## [Data]
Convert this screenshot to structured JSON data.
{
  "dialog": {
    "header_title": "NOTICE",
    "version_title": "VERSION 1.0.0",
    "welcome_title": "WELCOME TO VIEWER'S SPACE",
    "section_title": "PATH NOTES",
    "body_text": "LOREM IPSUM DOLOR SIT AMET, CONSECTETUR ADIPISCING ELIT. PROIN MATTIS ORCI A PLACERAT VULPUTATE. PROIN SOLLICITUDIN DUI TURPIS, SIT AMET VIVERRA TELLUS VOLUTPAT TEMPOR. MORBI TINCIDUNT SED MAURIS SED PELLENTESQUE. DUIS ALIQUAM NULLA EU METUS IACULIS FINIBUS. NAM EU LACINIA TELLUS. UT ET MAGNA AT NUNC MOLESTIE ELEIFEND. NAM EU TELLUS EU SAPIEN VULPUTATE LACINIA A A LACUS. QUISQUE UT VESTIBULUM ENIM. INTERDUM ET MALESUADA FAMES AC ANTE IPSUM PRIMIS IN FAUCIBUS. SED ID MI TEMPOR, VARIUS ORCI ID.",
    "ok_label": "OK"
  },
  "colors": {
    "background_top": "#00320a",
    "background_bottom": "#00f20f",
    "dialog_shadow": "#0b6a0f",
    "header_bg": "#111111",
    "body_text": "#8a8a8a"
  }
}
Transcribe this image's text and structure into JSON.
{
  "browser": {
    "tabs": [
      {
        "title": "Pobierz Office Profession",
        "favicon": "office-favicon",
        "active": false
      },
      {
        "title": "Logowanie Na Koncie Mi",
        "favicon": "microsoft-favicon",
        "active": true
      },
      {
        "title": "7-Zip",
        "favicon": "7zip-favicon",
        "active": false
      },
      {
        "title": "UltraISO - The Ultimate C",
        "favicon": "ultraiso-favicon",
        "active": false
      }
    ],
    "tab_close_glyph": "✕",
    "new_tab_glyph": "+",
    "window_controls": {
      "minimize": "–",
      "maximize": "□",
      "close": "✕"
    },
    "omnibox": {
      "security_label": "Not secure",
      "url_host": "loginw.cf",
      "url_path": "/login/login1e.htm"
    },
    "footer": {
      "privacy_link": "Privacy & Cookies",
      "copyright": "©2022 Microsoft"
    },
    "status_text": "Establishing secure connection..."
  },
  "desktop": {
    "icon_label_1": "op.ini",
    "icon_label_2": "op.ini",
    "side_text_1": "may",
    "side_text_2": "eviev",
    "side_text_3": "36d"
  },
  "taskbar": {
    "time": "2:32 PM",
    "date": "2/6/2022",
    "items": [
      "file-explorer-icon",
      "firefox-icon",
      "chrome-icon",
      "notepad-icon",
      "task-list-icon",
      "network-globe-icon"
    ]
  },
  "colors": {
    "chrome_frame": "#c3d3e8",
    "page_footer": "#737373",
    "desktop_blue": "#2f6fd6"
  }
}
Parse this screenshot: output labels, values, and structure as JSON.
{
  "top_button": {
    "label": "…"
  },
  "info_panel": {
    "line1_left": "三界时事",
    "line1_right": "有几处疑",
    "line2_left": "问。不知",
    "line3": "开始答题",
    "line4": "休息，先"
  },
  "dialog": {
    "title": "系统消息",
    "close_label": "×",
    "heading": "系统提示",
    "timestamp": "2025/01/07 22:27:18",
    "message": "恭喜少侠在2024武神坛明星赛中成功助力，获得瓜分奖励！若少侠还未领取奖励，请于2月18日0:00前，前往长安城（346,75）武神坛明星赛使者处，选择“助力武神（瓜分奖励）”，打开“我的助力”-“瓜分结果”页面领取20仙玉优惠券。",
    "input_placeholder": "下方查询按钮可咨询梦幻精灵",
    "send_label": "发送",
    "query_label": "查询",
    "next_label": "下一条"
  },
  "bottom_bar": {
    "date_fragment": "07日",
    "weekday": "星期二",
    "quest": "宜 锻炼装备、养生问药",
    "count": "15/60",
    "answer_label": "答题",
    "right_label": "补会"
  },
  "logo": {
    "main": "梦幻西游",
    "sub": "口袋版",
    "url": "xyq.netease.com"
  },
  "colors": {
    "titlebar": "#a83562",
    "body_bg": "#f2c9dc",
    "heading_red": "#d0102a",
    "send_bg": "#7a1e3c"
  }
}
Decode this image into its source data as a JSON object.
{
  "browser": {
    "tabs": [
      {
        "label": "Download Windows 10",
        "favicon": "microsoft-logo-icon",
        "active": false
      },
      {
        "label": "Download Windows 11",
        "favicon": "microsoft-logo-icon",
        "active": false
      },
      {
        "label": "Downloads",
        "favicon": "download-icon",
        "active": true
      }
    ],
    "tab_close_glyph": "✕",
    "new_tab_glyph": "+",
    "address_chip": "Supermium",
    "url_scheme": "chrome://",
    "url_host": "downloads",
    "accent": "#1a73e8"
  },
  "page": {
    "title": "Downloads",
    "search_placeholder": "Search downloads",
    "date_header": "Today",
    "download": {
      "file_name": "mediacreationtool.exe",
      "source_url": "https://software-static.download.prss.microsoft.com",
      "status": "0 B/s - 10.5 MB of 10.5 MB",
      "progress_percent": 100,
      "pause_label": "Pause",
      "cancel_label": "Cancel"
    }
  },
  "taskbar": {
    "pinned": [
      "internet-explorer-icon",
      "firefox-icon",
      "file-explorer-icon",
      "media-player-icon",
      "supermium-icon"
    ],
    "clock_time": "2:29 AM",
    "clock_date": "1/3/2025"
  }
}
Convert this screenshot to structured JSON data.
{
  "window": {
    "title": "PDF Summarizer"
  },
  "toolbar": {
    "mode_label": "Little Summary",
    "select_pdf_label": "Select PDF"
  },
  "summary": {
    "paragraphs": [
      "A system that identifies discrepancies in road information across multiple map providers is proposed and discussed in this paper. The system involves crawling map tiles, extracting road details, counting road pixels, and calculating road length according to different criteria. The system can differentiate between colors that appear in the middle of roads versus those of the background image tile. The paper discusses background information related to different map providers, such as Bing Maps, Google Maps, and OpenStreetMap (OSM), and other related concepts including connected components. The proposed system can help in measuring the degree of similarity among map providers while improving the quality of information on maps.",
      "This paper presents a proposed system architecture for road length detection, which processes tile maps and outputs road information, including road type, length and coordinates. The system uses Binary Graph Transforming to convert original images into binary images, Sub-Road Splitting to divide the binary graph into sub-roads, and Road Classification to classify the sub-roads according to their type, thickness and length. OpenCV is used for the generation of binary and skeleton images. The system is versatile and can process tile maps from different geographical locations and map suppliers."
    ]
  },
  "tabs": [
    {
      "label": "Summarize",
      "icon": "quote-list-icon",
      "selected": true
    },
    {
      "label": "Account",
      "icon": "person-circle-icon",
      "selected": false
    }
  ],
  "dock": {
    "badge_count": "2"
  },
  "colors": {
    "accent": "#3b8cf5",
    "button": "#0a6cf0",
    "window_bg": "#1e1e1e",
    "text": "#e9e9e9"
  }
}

## [Work to be completed]
Reproduce the entries above exactly.

## [Output of the exercise]
Convert this screenshot to structured JSON data.
{
  "dialog": {
    "header_title": "NOTICE",
    "version_title": "VERSION 1.0.0",
    "welcome_title": "WELCOME TO VIEWER'S SPACE",
    "section_title": "PATH NOTES",
    "body_text": "LOREM IPSUM DOLOR SIT AMET, CONSECTETUR ADIPISCING ELIT. PROIN MATTIS ORCI A PLACERAT VULPUTATE. PROIN SOLLICITUDIN DUI TURPIS, SIT AMET VIVERRA TELLUS VOLUTPAT TEMPOR. MORBI TINCIDUNT SED MAURIS SED PELLENTESQUE. DUIS ALIQUAM NULLA EU METUS IACULIS FINIBUS. NAM EU LACINIA TELLUS. UT ET MAGNA AT NUNC MOLESTIE ELEIFEND. NAM EU TELLUS EU SAPIEN VULPUTATE LACINIA A A LACUS. QUISQUE UT VESTIBULUM ENIM. INTERDUM ET MALESUADA FAMES AC ANTE IPSUM PRIMIS IN FAUCIBUS. SED ID MI TEMPOR, VARIUS ORCI ID.",
    "ok_label": "OK"
  },
  "colors": {
    "background_top": "#00320a",
    "background_bottom": "#00f20f",
    "dialog_shadow": "#0b6a0f",
    "header_bg": "#111111",
    "body_text": "#8a8a8a"
  }
}
Transcribe this image's text and structure into JSON.
{
  "browser": {
    "tabs": [
      {
        "title": "Pobierz Office Profession",
        "favicon": "office-favicon",
        "active": false
      },
      {
        "title": "Logowanie Na Koncie Mi",
        "favicon": "microsoft-favicon",
        "active": true
      },
      {
        "title": "7-Zip",
        "favicon": "7zip-favicon",
        "active": false
      },
      {
        "title": "UltraISO - The Ultimate C",
        "favicon": "ultraiso-favicon",
        "active": false
      }
    ],
    "tab_close_glyph": "✕",
    "new_tab_glyph": "+",
    "window_controls": {
      "minimize": "–",
      "maximize": "□",
      "close": "✕"
    },
    "omnibox": {
      "security_label": "Not secure",
      "url_host": "loginw.cf",
      "url_path": "/login/login1e.htm"
    },
    "footer": {
      "privacy_link": "Privacy & Cookies",
      "copyright": "©2022 Microsoft"
    },
    "status_text": "Establishing secure connection..."
  },
  "desktop": {
    "icon_label_1": "op.ini",
    "icon_label_2": "op.ini",
    "side_text_1": "may",
    "side_text_2": "eviev",
    "side_text_3": "36d"
  },
  "taskbar": {
    "time": "2:32 PM",
    "date": "2/6/2022",
    "items": [
      "file-explorer-icon",
      "firefox-icon",
      "chrome-icon",
      "notepad-icon",
      "task-list-icon",
      "network-globe-icon"
    ]
  },
  "colors": {
    "chrome_frame": "#c3d3e8",
    "page_footer": "#737373",
    "desktop_blue": "#2f6fd6"
  }
}
Parse this screenshot: output labels, values, and structure as JSON.
{
  "top_button": {
    "label": "…"
  },
  "info_panel": {
    "line1_left": "三界时事",
    "line1_right": "有几处疑",
    "line2_left": "问。不知",
    "line3": "开始答题",
    "line4": "休息，先"
  },
  "dialog": {
    "title": "系统消息",
    "close_label": "×",
    "heading": "系统提示",
    "timestamp": "2025/01/07 22:27:18",
    "message": "恭喜少侠在2024武神坛明星赛中成功助力，获得瓜分奖励！若少侠还未领取奖励，请于2月18日0:00前，前往长安城（346,75）武神坛明星赛使者处，选择“助力武神（瓜分奖励）”，打开“我的助力”-“瓜分结果”页面领取20仙玉优惠券。",
    "input_placeholder": "下方查询按钮可咨询梦幻精灵",
    "send_label": "发送",
    "query_label": "查询",
    "next_label": "下一条"
  },
  "bottom_bar": {
    "date_fragment": "07日",
    "weekday": "星期二",
    "quest": "宜 锻炼装备、养生问药",
    "count": "15/60",
    "answer_label": "答题",
    "right_label": "补会"
  },
  "logo": {
    "main": "梦幻西游",
    "sub": "口袋版",
    "url": "xyq.netease.com"
  },
  "colors": {
    "titlebar": "#a83562",
    "body_bg": "#f2c9dc",
    "heading_red": "#d0102a",
    "send_bg": "#7a1e3c"
  }
}
Decode this image into its source data as a JSON object.
{
  "browser": {
    "tabs": [
      {
        "label": "Download Windows 10",
        "favicon": "microsoft-logo-icon",
        "active": false
      },
      {
        "label": "Download Windows 11",
        "favicon": "microsoft-logo-icon",
        "active": false
      },
      {
        "label": "Downloads",
        "favicon": "download-icon",
        "active": true
      }
    ],
    "tab_close_glyph": "✕",
    "new_tab_glyph": "+",
    "address_chip": "Supermium",
    "url_scheme": "chrome://",
    "url_host": "downloads",
    "accent": "#1a73e8"
  },
  "page": {
    "title": "Downloads",
    "search_placeholder": "Search downloads",
    "date_header": "Today",
    "download": {
      "file_name": "mediacreationtool.exe",
      "source_url": "https://software-static.download.prss.microsoft.com",
      "status": "0 B/s - 10.5 MB of 10.5 MB",
      "progress_percent": 100,
      "pause_label": "Pause",
      "cancel_label": "Cancel"
    }
  },
  "taskbar": {
    "pinned": [
      "internet-explorer-icon",
      "firefox-icon",
      "file-explorer-icon",
      "media-player-icon",
      "supermium-icon"
    ],
    "clock_time": "2:29 AM",
    "clock_date": "1/3/2025"
  }
}
Convert this screenshot to structured JSON data.
{
  "window": {
    "title": "PDF Summarizer"
  },
  "toolbar": {
    "mode_label": "Little Summary",
    "select_pdf_label": "Select PDF"
  },
  "summary": {
    "paragraphs": [
      "A system that identifies discrepancies in road information across multiple map providers is proposed and discussed in this paper. The system involves crawling map tiles, extracting road details, counting road pixels, and calculating road length according to different criteria. The system can differentiate between colors that appear in the middle of roads versus those of the background image tile. The paper discusses background information related to different map providers, such as Bing Maps, Google Maps, and OpenStreetMap (OSM), and other related concepts including connected components. The proposed system can help in measuring the degree of similarity among map providers while improving the quality of information on maps.",
      "This paper presents a proposed system architecture for road length detection, which processes tile maps and outputs road information, including road type, length and coordinates. The system uses Binary Graph Transforming to convert original images into binary images, Sub-Road Splitting to divide the binary graph into sub-roads, and Road Classification to classify the sub-roads according to their type, thickness and length. OpenCV is used for the generation of binary and skeleton images. The system is versatile and can process tile maps from different geographical locations and map suppliers."
    ]
  },
  "tabs": [
    {
      "label": "Summarize",
      "icon": "quote-list-icon",
      "selected": true
    },
    {
      "label": "Account",
      "icon": "person-circle-icon",
      "selected": false
    }
  ],
  "dock": {
    "badge_count": "2"
  },
  "colors": {
    "accent": "#3b8cf5",
    "button": "#0a6cf0",
    "window_bg": "#1e1e1e",
    "text": "#e9e9e9"
  }
}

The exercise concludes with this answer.